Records
§

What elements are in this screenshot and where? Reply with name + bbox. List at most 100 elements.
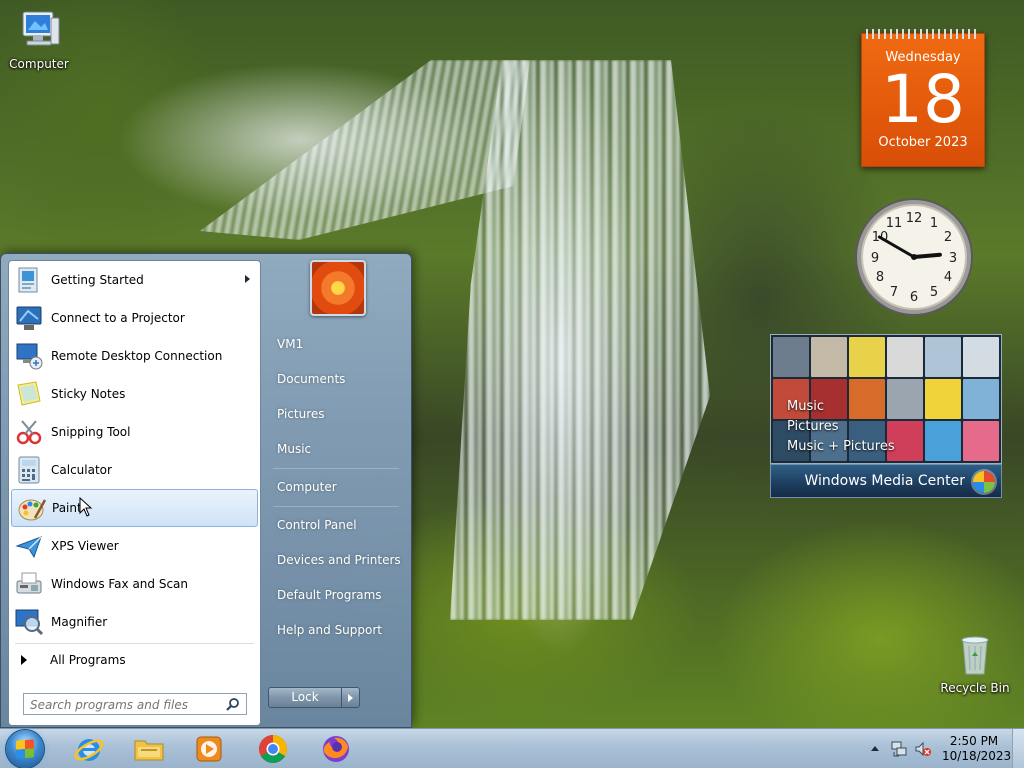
clock-gadget[interactable]: 12 12 345 678 91011	[852, 195, 976, 319]
program-sticky-notes[interactable]: Sticky Notes	[9, 375, 260, 413]
start-menu-programs-pane: Getting Started Connect to a Projector R…	[8, 260, 261, 726]
projector-icon	[16, 306, 42, 330]
calendar-gadget[interactable]: Wednesday 18 October 2023	[861, 29, 985, 167]
chrome-icon[interactable]	[256, 732, 290, 766]
link-devices-printers[interactable]: Devices and Printers	[277, 553, 401, 567]
link-computer[interactable]: Computer	[277, 480, 337, 494]
search-icon[interactable]	[225, 697, 241, 713]
start-button[interactable]	[6, 730, 44, 768]
system-date: 10/18/2023	[942, 749, 1012, 763]
program-magnifier[interactable]: Magnifier	[9, 603, 260, 641]
calendar-rings	[866, 29, 980, 39]
all-programs-button[interactable]: All Programs	[9, 646, 260, 674]
program-snipping-tool[interactable]: Snipping Tool	[9, 413, 260, 451]
taskbar: 2:50 PM 10/18/2023	[0, 728, 1024, 768]
file-explorer-icon[interactable]	[132, 732, 166, 766]
wallpaper-waterfall-upper	[200, 60, 530, 240]
link-music[interactable]: Music	[277, 442, 311, 456]
media-center-tiles: Music Pictures Music + Pictures	[770, 334, 1002, 464]
svg-text:8: 8	[876, 270, 884, 285]
program-list: Getting Started Connect to a Projector R…	[9, 261, 260, 641]
desktop-icon-label: Recycle Bin	[940, 681, 1010, 695]
svg-text:2: 2	[944, 230, 952, 245]
desktop-icon-label: Computer	[9, 57, 69, 71]
svg-text:3: 3	[949, 251, 957, 266]
volume-muted-icon[interactable]	[914, 740, 932, 758]
svg-text:12: 12	[906, 211, 923, 226]
program-label: Paint	[52, 501, 82, 515]
program-getting-started[interactable]: Getting Started	[9, 261, 260, 299]
link-default-programs[interactable]: Default Programs	[277, 588, 382, 602]
svg-text:4: 4	[944, 270, 952, 285]
link-user-folder[interactable]: VM1	[277, 337, 303, 351]
clock-hour-hand	[912, 252, 942, 259]
program-label: Connect to a Projector	[51, 311, 185, 325]
program-label: Calculator	[51, 463, 112, 477]
show-desktop-button[interactable]	[1012, 729, 1024, 768]
program-calculator[interactable]: Calculator	[9, 451, 260, 489]
all-programs-arrow-icon	[21, 655, 27, 665]
user-avatar[interactable]	[310, 260, 366, 316]
program-label: Remote Desktop Connection	[51, 349, 223, 363]
fax-scan-icon	[16, 572, 42, 594]
show-hidden-icons-chevron-icon[interactable]	[870, 744, 880, 752]
media-center-pictures[interactable]: Pictures	[787, 417, 895, 437]
link-documents[interactable]: Documents	[277, 372, 345, 386]
media-center-labels: Music Pictures Music + Pictures	[787, 397, 895, 457]
remote-desktop-icon	[16, 343, 43, 370]
program-paint[interactable]: Paint	[11, 489, 258, 527]
links-separator	[273, 468, 399, 469]
link-control-panel[interactable]: Control Panel	[277, 518, 357, 532]
svg-text:9: 9	[871, 251, 879, 266]
system-clock[interactable]: 2:50 PM 10/18/2023	[942, 734, 1012, 764]
media-center-brand-bar[interactable]: Windows Media Center	[770, 464, 1002, 498]
paint-icon	[18, 499, 47, 521]
calculator-icon	[18, 456, 40, 484]
program-connect-projector[interactable]: Connect to a Projector	[9, 299, 260, 337]
program-label: Sticky Notes	[51, 387, 126, 401]
svg-text:11: 11	[886, 216, 903, 231]
program-xps-viewer[interactable]: XPS Viewer	[9, 527, 260, 565]
search-input[interactable]	[23, 693, 247, 715]
media-center-music-pictures[interactable]: Music + Pictures	[787, 437, 895, 457]
windows-logo-icon	[16, 739, 34, 759]
internet-explorer-icon[interactable]	[72, 732, 106, 766]
start-menu-links-pane: VM1 Documents Pictures Music Computer Co…	[263, 254, 411, 729]
link-pictures[interactable]: Pictures	[277, 407, 325, 421]
program-label: Snipping Tool	[51, 425, 131, 439]
xps-viewer-icon	[15, 536, 42, 559]
svg-text:1: 1	[930, 216, 938, 231]
lock-button[interactable]: Lock	[268, 687, 342, 708]
svg-text:6: 6	[910, 290, 918, 305]
mouse-cursor-icon	[79, 497, 93, 517]
program-label: Windows Fax and Scan	[51, 577, 189, 591]
calendar-month-year: October 2023	[878, 135, 968, 150]
submenu-arrow-icon	[245, 275, 250, 283]
start-menu: Getting Started Connect to a Projector R…	[0, 253, 412, 728]
program-fax-scan[interactable]: Windows Fax and Scan	[9, 565, 260, 603]
svg-text:5: 5	[930, 285, 938, 300]
sticky-notes-icon	[17, 381, 41, 406]
program-label: Magnifier	[51, 615, 108, 629]
magnifier-icon	[15, 609, 44, 636]
recycle-bin-icon	[961, 636, 989, 675]
firefox-icon[interactable]	[319, 732, 353, 766]
desktop-icon-computer[interactable]: Computer	[1, 8, 77, 71]
media-player-icon[interactable]	[192, 732, 226, 766]
calendar-day: 18	[881, 61, 965, 138]
power-options-arrow-button[interactable]	[342, 687, 360, 708]
getting-started-icon	[18, 267, 38, 293]
program-remote-desktop[interactable]: Remote Desktop Connection	[9, 337, 260, 375]
program-label: Getting Started	[51, 273, 144, 287]
link-help-support[interactable]: Help and Support	[277, 623, 382, 637]
network-icon[interactable]	[890, 740, 908, 758]
all-programs-label: All Programs	[50, 653, 126, 667]
program-list-separator	[15, 643, 254, 644]
computer-icon	[22, 11, 60, 46]
media-center-music[interactable]: Music	[787, 397, 895, 417]
desktop-icon-recycle-bin[interactable]: Recycle Bin	[937, 632, 1013, 695]
media-center-brand: Windows Media Center	[804, 473, 965, 489]
snipping-tool-icon	[16, 420, 42, 445]
links-separator	[273, 506, 399, 507]
media-center-gadget[interactable]: Music Pictures Music + Pictures Windows …	[770, 334, 1002, 498]
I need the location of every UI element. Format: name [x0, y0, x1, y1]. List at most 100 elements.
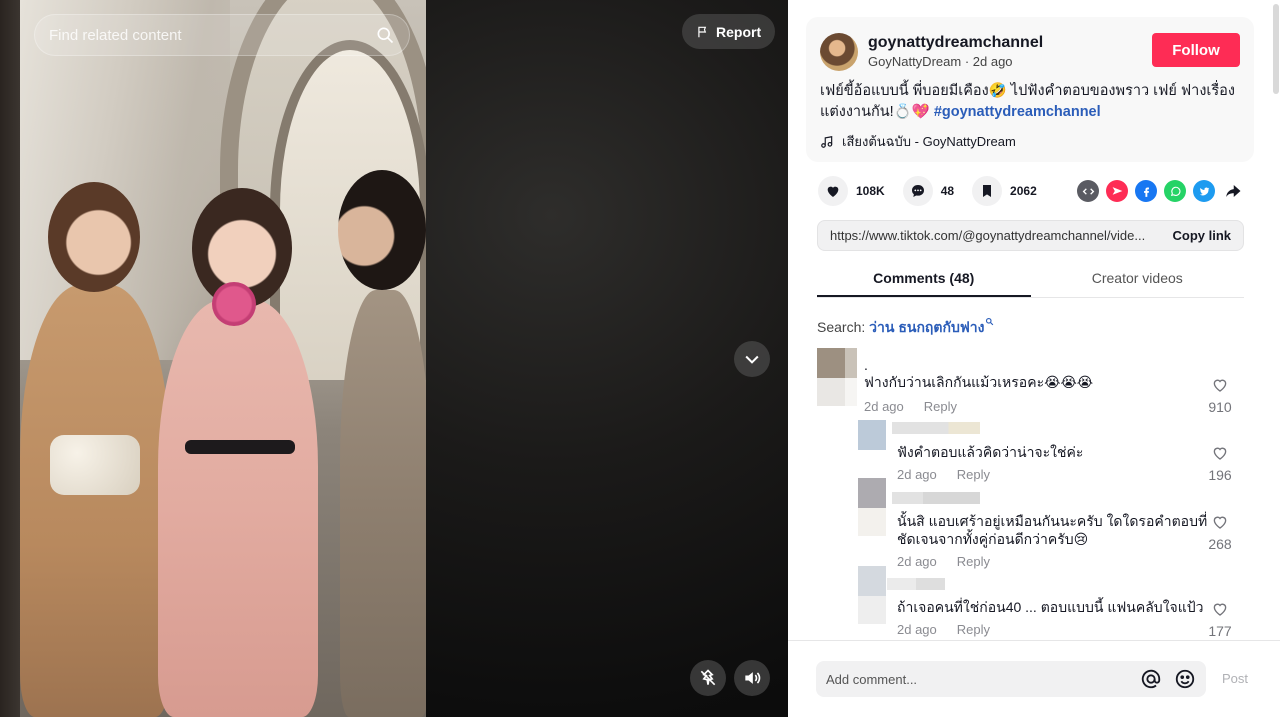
action-bar: 108K 48 2062 — [818, 176, 1055, 206]
video-person-left-head — [48, 182, 140, 292]
facebook-icon[interactable] — [1135, 180, 1157, 202]
floating-player-icon — [700, 669, 716, 686]
search-suggestion-term[interactable]: ว่าน ธนกฤตกับฟาง — [869, 319, 984, 335]
reply-avatar[interactable] — [858, 478, 886, 536]
flag-icon — [698, 26, 707, 37]
report-button[interactable]: Report — [682, 14, 776, 49]
reply-avatar[interactable] — [858, 420, 886, 450]
reply-username-blurred[interactable] — [892, 492, 980, 504]
panel-tabs: Comments (48) Creator videos — [817, 264, 1244, 298]
video-microphone — [212, 282, 256, 326]
share-row — [1077, 180, 1244, 202]
related-search-box[interactable] — [34, 14, 410, 56]
comment-text: ฟางกับว่านเลิกกันแม้วเหรอคะ😭😭😭 — [864, 374, 1094, 390]
video-player[interactable]: Report — [0, 0, 788, 717]
heart-outline-icon — [1213, 447, 1227, 460]
tab-comments[interactable]: Comments (48) — [817, 264, 1031, 297]
reply-text: ฟังคำตอบแล้วคิดว่าน่าจะใช่ค่ะ — [897, 444, 1084, 460]
related-search-input[interactable] — [49, 26, 375, 44]
video-blur-background — [0, 0, 20, 717]
reply-meta: 2d ago Reply — [897, 622, 990, 637]
author-username[interactable]: goynattydreamchannel — [868, 33, 1152, 53]
heart-outline-icon — [1213, 516, 1227, 529]
comment-like-count: 910 — [1208, 399, 1232, 415]
floating-player-button[interactable] — [690, 660, 726, 696]
send-to-friends-icon[interactable] — [1106, 180, 1128, 202]
reply-username-blurred[interactable] — [892, 422, 980, 434]
comment-composer: Post — [788, 640, 1280, 717]
comment-bubble-icon[interactable] — [902, 176, 933, 206]
music-note-icon — [821, 135, 833, 148]
share-arrow-icon[interactable] — [1222, 180, 1244, 202]
comment-meta: 2d ago Reply — [864, 399, 957, 414]
search-suggestion-prefix: Search: — [817, 319, 866, 335]
copy-link-button[interactable]: Copy link — [1172, 228, 1231, 243]
music-label[interactable]: เสียงต้นฉบับ - GoyNattyDream — [842, 131, 1016, 152]
music-row[interactable]: เสียงต้นฉบับ - GoyNattyDream — [820, 131, 1240, 152]
next-video-button[interactable] — [734, 341, 770, 377]
embed-icon[interactable] — [1077, 180, 1099, 202]
chevron-down-icon — [745, 355, 759, 364]
author-avatar[interactable] — [820, 33, 858, 71]
hashtag-link[interactable]: #goynattydreamchannel — [934, 104, 1101, 120]
comment-item: . ฟางกับว่านเลิกกันแม้วเหรอคะ😭😭😭 2d ago R… — [817, 348, 1247, 418]
author-row: goynattydreamchannel GoyNattyDream · 2d … — [820, 33, 1240, 71]
share-link-text[interactable]: https://www.tiktok.com/@goynattydreamcha… — [830, 228, 1162, 243]
video-person-right — [340, 290, 426, 717]
comment-input-box[interactable] — [816, 661, 1206, 697]
comment-username[interactable]: . — [864, 356, 868, 374]
comment-avatar[interactable] — [817, 348, 857, 406]
like-count: 108K — [856, 184, 885, 198]
reply-button[interactable]: Reply — [957, 622, 990, 637]
volume-button[interactable] — [734, 660, 770, 696]
heart-outline-icon — [1213, 379, 1227, 392]
volume-icon — [745, 672, 761, 684]
side-panel: goynattydreamchannel GoyNattyDream · 2d … — [788, 0, 1280, 717]
twitter-icon[interactable] — [1193, 180, 1215, 202]
search-small-icon — [986, 317, 994, 326]
reply-like-count: 177 — [1208, 623, 1232, 639]
comment-input[interactable] — [826, 671, 1128, 687]
reply-like-button[interactable]: 177 — [1200, 600, 1240, 639]
reply-button[interactable]: Reply — [924, 399, 957, 414]
reply-item: ถ้าเจอคนที่ใช่ก่อน40 ... ตอบแบบนี้ แฟนคล… — [858, 566, 1247, 639]
emoji-icon[interactable] — [1174, 668, 1196, 690]
video-frame[interactable] — [20, 0, 426, 717]
reply-time: 2d ago — [897, 622, 937, 637]
share-link-box: https://www.tiktok.com/@goynattydreamcha… — [817, 220, 1244, 251]
heart-icon[interactable] — [818, 176, 848, 206]
report-label: Report — [716, 23, 762, 40]
whatsapp-icon[interactable] — [1164, 180, 1186, 202]
tab-creator-videos[interactable]: Creator videos — [1031, 264, 1245, 297]
search-suggestion[interactable]: Search: ว่าน ธนกฤตกับฟาง — [817, 317, 994, 339]
reply-text: นั้นสิ แอบเศร้าอยู่เหมือนกันนะครับ ใดใดร… — [897, 513, 1208, 547]
video-person-center-belt — [185, 440, 295, 454]
author-info: goynattydreamchannel GoyNattyDream · 2d … — [868, 33, 1152, 69]
scrollbar[interactable] — [1272, 0, 1280, 640]
comment-like-button[interactable]: 910 — [1200, 376, 1240, 415]
mention-icon[interactable] — [1140, 668, 1162, 690]
reply-username-blurred[interactable] — [887, 578, 945, 590]
comment-count: 48 — [940, 184, 955, 198]
bookmark-icon[interactable] — [972, 176, 1003, 206]
follow-button[interactable]: Follow — [1152, 33, 1240, 67]
post-description-card: goynattydreamchannel GoyNattyDream · 2d … — [806, 17, 1254, 162]
post-button[interactable]: Post — [1222, 671, 1248, 686]
video-person-right-head — [338, 170, 426, 290]
comment-time: 2d ago — [864, 399, 904, 414]
author-display-name[interactable]: GoyNattyDream — [868, 54, 961, 69]
comment-action[interactable]: 48 — [902, 176, 955, 206]
video-clutch-bag — [50, 435, 140, 495]
like-action[interactable]: 108K — [818, 176, 885, 206]
scrollbar-thumb[interactable] — [1273, 4, 1279, 94]
author-subtitle: GoyNattyDream · 2d ago — [868, 54, 1013, 69]
search-icon[interactable] — [375, 25, 395, 45]
reply-avatar[interactable] — [858, 566, 886, 624]
reply-like-button[interactable]: 268 — [1200, 513, 1240, 552]
video-person-center — [158, 300, 318, 717]
save-action[interactable]: 2062 — [972, 176, 1037, 206]
reply-text: ถ้าเจอคนที่ใช่ก่อน40 ... ตอบแบบนี้ แฟนคล… — [897, 599, 1204, 615]
reply-like-count: 268 — [1208, 536, 1232, 552]
heart-outline-icon — [1213, 603, 1227, 616]
save-count: 2062 — [1010, 184, 1037, 198]
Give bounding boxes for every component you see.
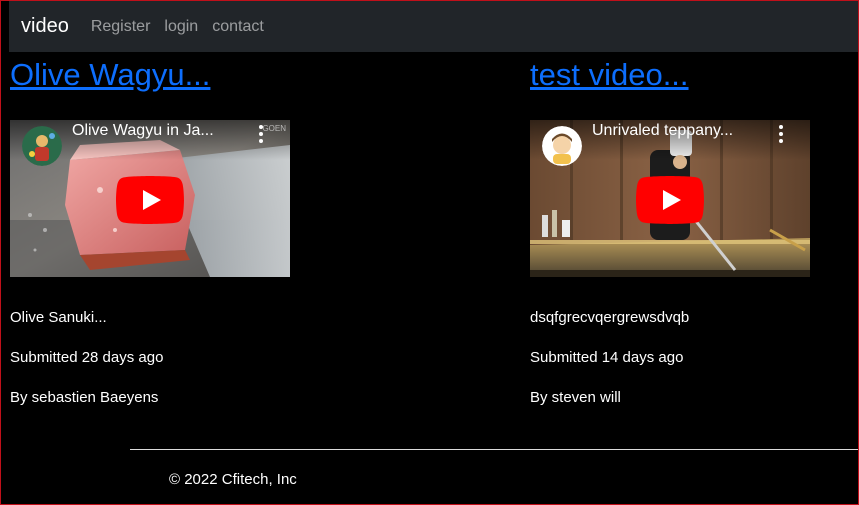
- more-options-icon[interactable]: [258, 125, 264, 143]
- video-description: Olive Sanuki...: [10, 309, 107, 326]
- footer-divider: [130, 449, 858, 450]
- browser-frame: video Register login contact Olive Wagyu…: [0, 0, 859, 505]
- embed-video-title[interactable]: Olive Wagyu in Ja...: [72, 122, 214, 140]
- video-author: By steven will: [530, 389, 621, 406]
- more-options-icon[interactable]: [778, 125, 784, 143]
- play-button-icon[interactable]: [636, 176, 704, 224]
- video-title-link[interactable]: test video...: [530, 56, 830, 94]
- video-embed[interactable]: Unrivaled teppany...: [530, 120, 810, 277]
- channel-avatar-icon[interactable]: [542, 126, 582, 166]
- navbar: video Register login contact: [9, 1, 858, 52]
- video-description: dsqfgrecvqergrewsdvqb: [530, 309, 690, 326]
- video-submitted: Submitted 14 days ago: [530, 349, 684, 366]
- video-card-2: test video... Unrivaled teppany... dsqfg…: [530, 56, 830, 406]
- play-button-icon[interactable]: [116, 176, 184, 224]
- embed-video-title[interactable]: Unrivaled teppany...: [592, 122, 733, 140]
- video-embed[interactable]: Olive Wagyu in Ja... GOEN: [10, 120, 290, 277]
- nav-link-contact[interactable]: contact: [212, 18, 264, 36]
- video-author: By sebastien Baeyens: [10, 389, 159, 406]
- embed-corner-text: GOEN: [262, 124, 286, 133]
- nav-link-login[interactable]: login: [164, 18, 198, 36]
- nav-link-register[interactable]: Register: [91, 18, 151, 36]
- navbar-brand[interactable]: video: [21, 15, 69, 38]
- video-card-1: Olive Wagyu... Olive Wagyu in Ja... GOEN…: [10, 56, 310, 406]
- video-submitted: Submitted 28 days ago: [10, 349, 164, 366]
- video-title-link[interactable]: Olive Wagyu...: [10, 56, 310, 94]
- channel-avatar-icon[interactable]: [22, 126, 62, 166]
- footer-copyright: © 2022 Cfitech, Inc: [169, 471, 297, 488]
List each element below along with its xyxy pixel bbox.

§

*Exercise directions*
Repeat the lines of the material starting with the line containing "- more-options-icon[interactable]: [258, 125, 264, 143]" and going on through the line containing "- video-author: By steven".

*Result of this exercise*
- more-options-icon[interactable]: [258, 125, 264, 143]
- video-description: Olive Sanuki...: [10, 309, 107, 326]
- footer-divider: [130, 449, 858, 450]
- browser-frame: video Register login contact Olive Wagyu…: [0, 0, 859, 505]
- embed-video-title[interactable]: Olive Wagyu in Ja...: [72, 122, 214, 140]
- video-author: By steven will: [530, 389, 621, 406]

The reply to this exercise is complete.